# Data lines start

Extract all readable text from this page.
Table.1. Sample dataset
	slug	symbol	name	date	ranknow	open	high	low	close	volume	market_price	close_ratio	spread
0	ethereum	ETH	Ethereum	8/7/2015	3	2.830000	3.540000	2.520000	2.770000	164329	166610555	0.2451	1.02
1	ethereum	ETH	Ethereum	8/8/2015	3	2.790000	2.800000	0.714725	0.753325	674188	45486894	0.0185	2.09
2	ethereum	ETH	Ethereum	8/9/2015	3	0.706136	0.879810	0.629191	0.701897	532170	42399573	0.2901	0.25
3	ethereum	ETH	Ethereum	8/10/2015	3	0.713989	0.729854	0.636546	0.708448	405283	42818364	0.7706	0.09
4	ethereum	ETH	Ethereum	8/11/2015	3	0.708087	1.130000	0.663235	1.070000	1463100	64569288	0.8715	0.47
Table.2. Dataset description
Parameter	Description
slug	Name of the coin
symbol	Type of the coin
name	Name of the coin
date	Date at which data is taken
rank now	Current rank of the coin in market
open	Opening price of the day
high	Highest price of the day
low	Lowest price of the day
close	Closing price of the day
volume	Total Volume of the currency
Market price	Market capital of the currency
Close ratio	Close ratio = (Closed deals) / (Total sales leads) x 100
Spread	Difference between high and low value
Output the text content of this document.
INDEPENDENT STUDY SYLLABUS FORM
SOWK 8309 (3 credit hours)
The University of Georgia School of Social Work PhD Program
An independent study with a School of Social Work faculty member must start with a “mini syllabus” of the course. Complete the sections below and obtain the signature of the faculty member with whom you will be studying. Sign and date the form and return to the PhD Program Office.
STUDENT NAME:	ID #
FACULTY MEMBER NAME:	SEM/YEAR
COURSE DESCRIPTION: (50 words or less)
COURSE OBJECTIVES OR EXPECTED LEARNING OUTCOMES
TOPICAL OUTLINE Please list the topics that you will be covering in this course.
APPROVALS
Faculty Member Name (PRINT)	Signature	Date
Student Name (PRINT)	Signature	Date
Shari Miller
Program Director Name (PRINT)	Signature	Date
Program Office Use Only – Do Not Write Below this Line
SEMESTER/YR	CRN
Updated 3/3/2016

# Data lines end

_To do_
Repeat the material above exactly.

_Complete answer_
Extract all readable text from this page.
Table.1. Sample dataset
	slug	symbol	name	date	ranknow	open	high	low	close	volume	market_price	close_ratio	spread
0	ethereum	ETH	Ethereum	8/7/2015	3	2.830000	3.540000	2.520000	2.770000	164329	166610555	0.2451	1.02
1	ethereum	ETH	Ethereum	8/8/2015	3	2.790000	2.800000	0.714725	0.753325	674188	45486894	0.0185	2.09
2	ethereum	ETH	Ethereum	8/9/2015	3	0.706136	0.879810	0.629191	0.701897	532170	42399573	0.2901	0.25
3	ethereum	ETH	Ethereum	8/10/2015	3	0.713989	0.729854	0.636546	0.708448	405283	42818364	0.7706	0.09
4	ethereum	ETH	Ethereum	8/11/2015	3	0.708087	1.130000	0.663235	1.070000	1463100	64569288	0.8715	0.47
Table.2. Dataset description
Parameter	Description
slug	Name of the coin
symbol	Type of the coin
name	Name of the coin
date	Date at which data is taken
rank now	Current rank of the coin in market
open	Opening price of the day
high	Highest price of the day
low	Lowest price of the day
close	Closing price of the day
volume	Total Volume of the currency
Market price	Market capital of the currency
Close ratio	Close ratio = (Closed deals) / (Total sales leads) x 100
Spread	Difference between high and low value
Output the text content of this document.
INDEPENDENT STUDY SYLLABUS FORM
SOWK 8309 (3 credit hours)
The University of Georgia School of Social Work PhD Program
An independent study with a School of Social Work faculty member must start with a “mini syllabus” of the course. Complete the sections below and obtain the signature of the faculty member with whom you will be studying. Sign and date the form and return to the PhD Program Office.
STUDENT NAME:	ID #
FACULTY MEMBER NAME:	SEM/YEAR
COURSE DESCRIPTION: (50 words or less)
COURSE OBJECTIVES OR EXPECTED LEARNING OUTCOMES
TOPICAL OUTLINE Please list the topics that you will be covering in this course.
APPROVALS
Faculty Member Name (PRINT)	Signature	Date
Student Name (PRINT)	Signature	Date
Shari Miller
Program Director Name (PRINT)	Signature	Date
Program Office Use Only – Do Not Write Below this Line
SEMESTER/YR	CRN
Updated 3/3/2016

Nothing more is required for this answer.